### RECORDS FOR THE EXERCISE ###
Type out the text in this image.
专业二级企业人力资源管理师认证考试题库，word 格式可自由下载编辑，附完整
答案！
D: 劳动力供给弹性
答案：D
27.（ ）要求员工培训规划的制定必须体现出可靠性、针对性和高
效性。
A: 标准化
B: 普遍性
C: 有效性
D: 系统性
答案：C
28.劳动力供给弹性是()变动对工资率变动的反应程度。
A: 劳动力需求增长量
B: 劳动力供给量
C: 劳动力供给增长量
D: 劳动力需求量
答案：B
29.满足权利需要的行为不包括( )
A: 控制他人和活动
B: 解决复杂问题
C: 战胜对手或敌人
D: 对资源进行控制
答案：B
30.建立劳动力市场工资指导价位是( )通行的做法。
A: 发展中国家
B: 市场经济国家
###
WHAT TO WORK ON:
Above are the records; retype every one exactly.

OUTPUT FOR THIS TASK:
Type out the text in this image.
专业二级企业人力资源管理师认证考试题库，word 格式可自由下载编辑，附完整
答案！
D: 劳动力供给弹性
答案：D
27.（ ）要求员工培训规划的制定必须体现出可靠性、针对性和高
效性。
A: 标准化
B: 普遍性
C: 有效性
D: 系统性
答案：C
28.劳动力供给弹性是()变动对工资率变动的反应程度。
A: 劳动力需求增长量
B: 劳动力供给量
C: 劳动力供给增长量
D: 劳动力需求量
答案：B
29.满足权利需要的行为不包括( )
A: 控制他人和活动
B: 解决复杂问题
C: 战胜对手或敌人
D: 对资源进行控制
答案：B
30.建立劳动力市场工资指导价位是( )通行的做法。
A: 发展中国家
B: 市场经济国家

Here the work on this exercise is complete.